Exercise description>
Work out the number of lines in the records that include the word "main"; reply with that number alone.
───── Records for this exercise
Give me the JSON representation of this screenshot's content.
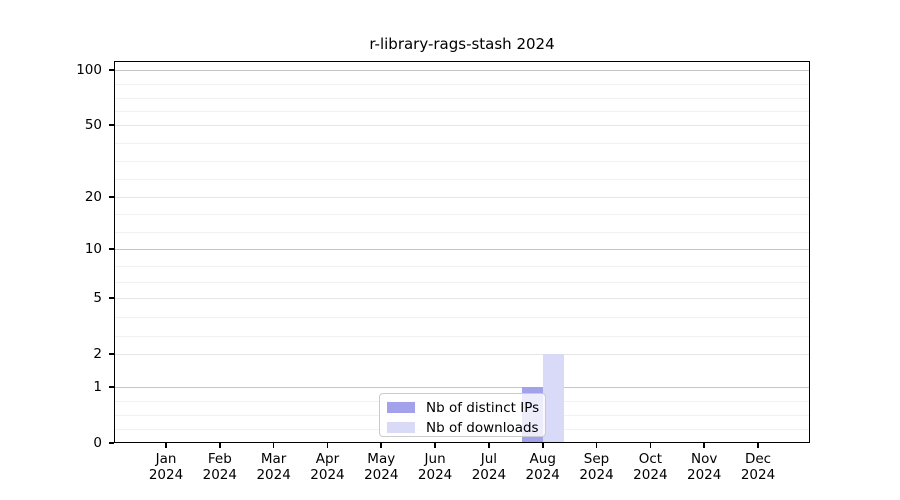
{
  "figure": {
    "background": "#ffffff"
  },
  "chart_data": {
    "type": "bar",
    "title": "r-library-rags-stash 2024",
    "year": "2024",
    "months": [
      "Jan",
      "Feb",
      "Mar",
      "Apr",
      "May",
      "Jun",
      "Jul",
      "Aug",
      "Sep",
      "Oct",
      "Nov",
      "Dec"
    ],
    "categories": [
      "Jan 2024",
      "Feb 2024",
      "Mar 2024",
      "Apr 2024",
      "May 2024",
      "Jun 2024",
      "Jul 2024",
      "Aug 2024",
      "Sep 2024",
      "Oct 2024",
      "Nov 2024",
      "Dec 2024"
    ],
    "series": [
      {
        "name": "Nb of distinct IPs",
        "color": "#a2a2ec",
        "values": [
          0,
          0,
          0,
          0,
          0,
          0,
          0,
          1,
          0,
          0,
          0,
          0
        ]
      },
      {
        "name": "Nb of downloads",
        "color": "#d9d9f8",
        "values": [
          0,
          0,
          0,
          0,
          0,
          0,
          0,
          2,
          0,
          0,
          0,
          0
        ]
      }
    ],
    "yticks": [
      0,
      1,
      2,
      5,
      10,
      20,
      50,
      100
    ],
    "yscale": "log1p",
    "ylim": [
      0,
      112
    ],
    "xlabel": "",
    "ylabel": "",
    "grid": "horizontal",
    "legend": {
      "position": "bottom-center-inside",
      "entries": [
        "Nb of distinct IPs",
        "Nb of downloads"
      ]
    }
  }
}
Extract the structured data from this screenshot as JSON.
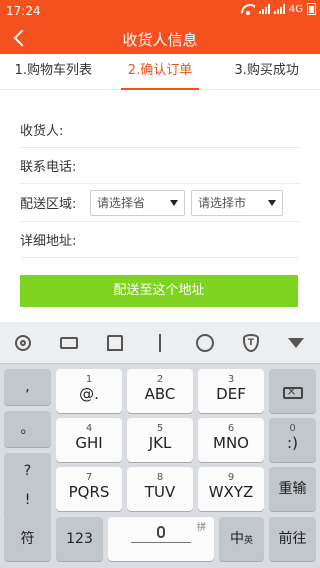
{
  "status_bar": {
    "time": "17:24",
    "network": "4G"
  },
  "header": {
    "title": "收货人信息",
    "bg_color": "#f4511e"
  },
  "steps": [
    {
      "label": "1.购物车列表",
      "active": false
    },
    {
      "label": "2.确认订单",
      "active": true
    },
    {
      "label": "3.购买成功",
      "active": false
    }
  ],
  "form": {
    "recipient_label": "收货人:",
    "phone_label": "联系电话:",
    "region_label": "配送区域:",
    "province_placeholder": "请选择省",
    "city_placeholder": "请选择市",
    "address_label": "详细地址:"
  },
  "submit": {
    "label": "配送至这个地址",
    "color": "#7ed321"
  },
  "keyboard": {
    "toolbar_icons": [
      "gear-icon",
      "keyboard-icon",
      "shirt-icon",
      "cursor-icon",
      "smile-icon",
      "shield-icon",
      "collapse-icon"
    ],
    "shield_letter": "T",
    "left_column": [
      ",",
      "。",
      "?",
      "!"
    ],
    "keys": [
      {
        "sub": "1",
        "main": "@."
      },
      {
        "sub": "2",
        "main": "ABC"
      },
      {
        "sub": "3",
        "main": "DEF"
      },
      {
        "sub": "4",
        "main": "GHI"
      },
      {
        "sub": "5",
        "main": "JKL"
      },
      {
        "sub": "6",
        "main": "MNO"
      },
      {
        "sub": "7",
        "main": "PQRS"
      },
      {
        "sub": "8",
        "main": "TUV"
      },
      {
        "sub": "9",
        "main": "WXYZ"
      }
    ],
    "zero_key": {
      "sub": "0",
      "main": ":)"
    },
    "reinput": "重输",
    "symbol": "符",
    "numbers": "123",
    "space_hint": "拼",
    "cn_en": "中",
    "cn_en_sub": "英",
    "enter": "前往"
  }
}
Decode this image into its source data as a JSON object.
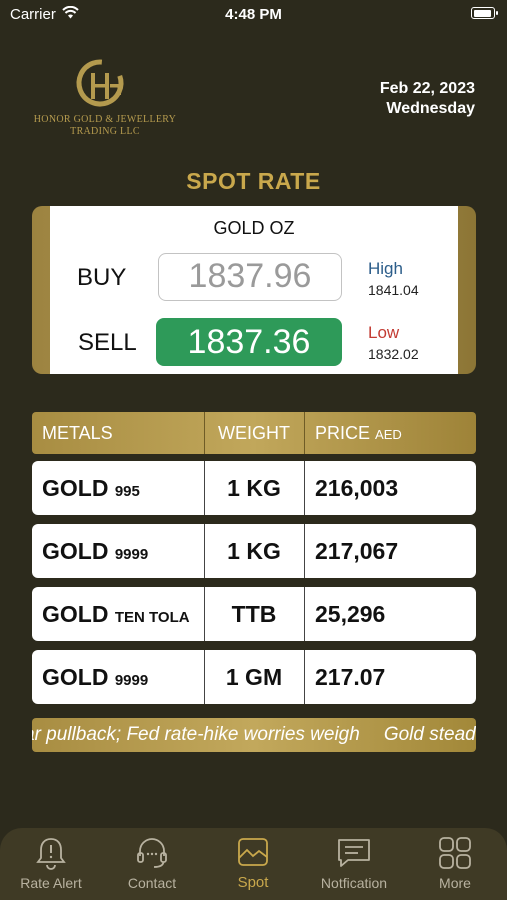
{
  "status_bar": {
    "carrier": "Carrier",
    "time": "4:48 PM"
  },
  "logo": {
    "line1": "HONOR GOLD & JEWELLERY",
    "line2": "TRADING LLC"
  },
  "date": {
    "day": "Feb 22, 2023",
    "weekday": "Wednesday"
  },
  "spot": {
    "title": "SPOT RATE",
    "metal": "GOLD OZ",
    "buy_label": "BUY",
    "sell_label": "SELL",
    "buy_value": "1837.96",
    "sell_value": "1837.36",
    "high_label": "High",
    "high_value": "1841.04",
    "low_label": "Low",
    "low_value": "1832.02"
  },
  "table": {
    "headers": {
      "metals": "METALS",
      "weight": "WEIGHT",
      "price": "PRICE",
      "price_unit": "AED"
    },
    "rows": [
      {
        "metal": "GOLD",
        "sub": "995",
        "weight": "1 KG",
        "price": "216,003"
      },
      {
        "metal": "GOLD",
        "sub": "9999",
        "weight": "1 KG",
        "price": "217,067"
      },
      {
        "metal": "GOLD",
        "sub": "TEN TOLA",
        "weight": "TTB",
        "price": "25,296"
      },
      {
        "metal": "GOLD",
        "sub": "9999",
        "weight": "1 GM",
        "price": "217.07"
      }
    ]
  },
  "ticker": {
    "item1": "ar pullback; Fed rate-hike worries weigh",
    "item2": "Gold stead"
  },
  "tabs": [
    {
      "label": "Rate Alert",
      "icon": "alert-icon",
      "active": false
    },
    {
      "label": "Contact",
      "icon": "headset-icon",
      "active": false
    },
    {
      "label": "Spot",
      "icon": "chart-icon",
      "active": true
    },
    {
      "label": "Notfication",
      "icon": "message-icon",
      "active": false
    },
    {
      "label": "More",
      "icon": "grid-icon",
      "active": false
    }
  ],
  "colors": {
    "background": "#2c2a1c",
    "gold": "#c9a84c",
    "sell_green": "#2e9a59",
    "high_blue": "#2c5d8a",
    "low_red": "#c33b33"
  }
}
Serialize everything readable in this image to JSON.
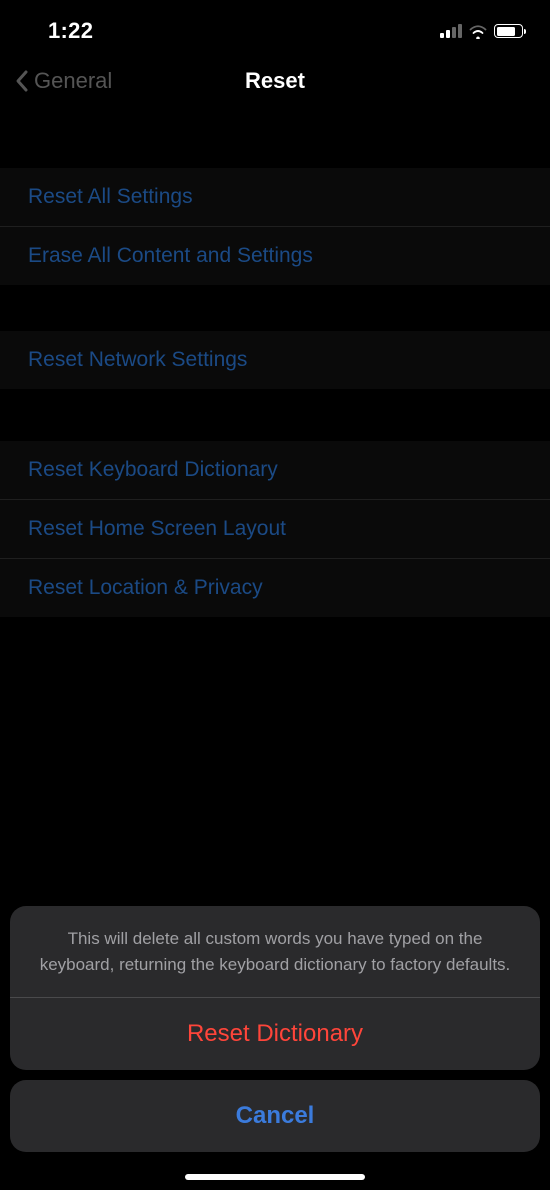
{
  "status": {
    "time": "1:22"
  },
  "nav": {
    "back_label": "General",
    "title": "Reset"
  },
  "groups": [
    {
      "items": [
        {
          "label": "Reset All Settings"
        },
        {
          "label": "Erase All Content and Settings"
        }
      ]
    },
    {
      "items": [
        {
          "label": "Reset Network Settings"
        }
      ]
    },
    {
      "items": [
        {
          "label": "Reset Keyboard Dictionary"
        },
        {
          "label": "Reset Home Screen Layout"
        },
        {
          "label": "Reset Location & Privacy"
        }
      ]
    }
  ],
  "action_sheet": {
    "message": "This will delete all custom words you have typed on the keyboard, returning the keyboard dictionary to factory defaults.",
    "destructive_label": "Reset Dictionary",
    "cancel_label": "Cancel"
  }
}
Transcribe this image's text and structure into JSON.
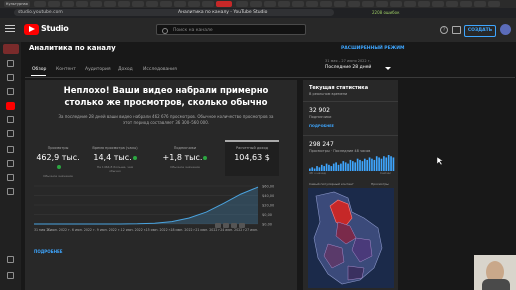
{
  "browser": {
    "first_tab": "Культурная",
    "url": "studio.youtube.com",
    "page_title": "Аналитика по каналу - YouTube Studio",
    "download_badge": "2208 ошибок"
  },
  "header": {
    "brand": "Studio",
    "search_placeholder": "Поиск на канале",
    "create_label": "СОЗДАТЬ"
  },
  "page": {
    "title": "Аналитика по каналу",
    "advanced_mode": "РАСШИРЕННЫЙ РЕЖИМ",
    "date_range": "31 мая – 27 июня 2022 г.",
    "period": "Последние 28 дней",
    "tabs": [
      "Обзор",
      "Контент",
      "Аудитория",
      "Доход",
      "Исследования"
    ]
  },
  "summary": {
    "headline": "Неплохо! Ваши видео набрали примерно столько же просмотров, сколько обычно",
    "description": "За последние 28 дней ваши видео набрали 462 676 просмотров. Обычное количество просмотров за этот период составляет 36 300–560 000."
  },
  "metrics": [
    {
      "label": "Просмотры",
      "value": "462,9 тыс.",
      "note": "Обычное значение"
    },
    {
      "label": "Время просмотра (часы)",
      "value": "14,4 тыс.",
      "note": "На 1464,8 больше, чем обычно"
    },
    {
      "label": "Подписчики",
      "value": "+1,8 тыс.",
      "note": "Обычное значение"
    },
    {
      "label": "Расчетный доход",
      "value": "104,63 $",
      "note": ""
    }
  ],
  "chart_data": {
    "type": "line",
    "x": [
      "31 мая 20...",
      "3 июн. 2022 г.",
      "6 июн. 2022 г.",
      "9 июн. 2022 г.",
      "12 июн. 2022 г.",
      "15 июн. 2022 г.",
      "18 июн. 2022 г.",
      "21 июн. 2022 г.",
      "24 июн. 2022 г.",
      "27 июн."
    ],
    "y_ticks": [
      "$0,00",
      "$0,00",
      "$20,00",
      "$40,00",
      "$60,00"
    ],
    "series": [
      {
        "values": [
          0,
          0,
          0,
          0,
          0,
          0,
          0.3,
          1.5,
          4.5,
          11,
          22,
          38,
          55,
          68
        ]
      }
    ],
    "ylim": [
      0,
      70
    ],
    "more_link": "ПОДРОБНЕЕ"
  },
  "realtime": {
    "title": "Текущая статистика",
    "live_label": "В реальном времени",
    "subscribers_value": "32 902",
    "subscribers_label": "Подписчики",
    "more_label": "ПОДРОБНЕЕ",
    "views_value": "298 247",
    "views_label": "Просмотры · Последние 48 часов",
    "left_axis": "48 ч назад",
    "right_axis": "Сейчас",
    "map_label": "Самый популярный контент",
    "map_label_right": "Просмотры",
    "bars": [
      2,
      3,
      2,
      4,
      3,
      5,
      4,
      6,
      5,
      4,
      6,
      7,
      5,
      6,
      8,
      7,
      6,
      9,
      8,
      7,
      10,
      9,
      8,
      10,
      9,
      11,
      10,
      9,
      12,
      11,
      10,
      12,
      11,
      13,
      12,
      11
    ]
  },
  "colors": {
    "accent": "#3ea6ff",
    "brand_red": "#ff0000",
    "ok_green": "#2ba640",
    "chart_line": "#4aa3df"
  },
  "icons": {
    "logo": "youtube-play-icon",
    "search": "search-icon",
    "help": "help-icon",
    "messages": "message-icon"
  }
}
──────────
Final result>
10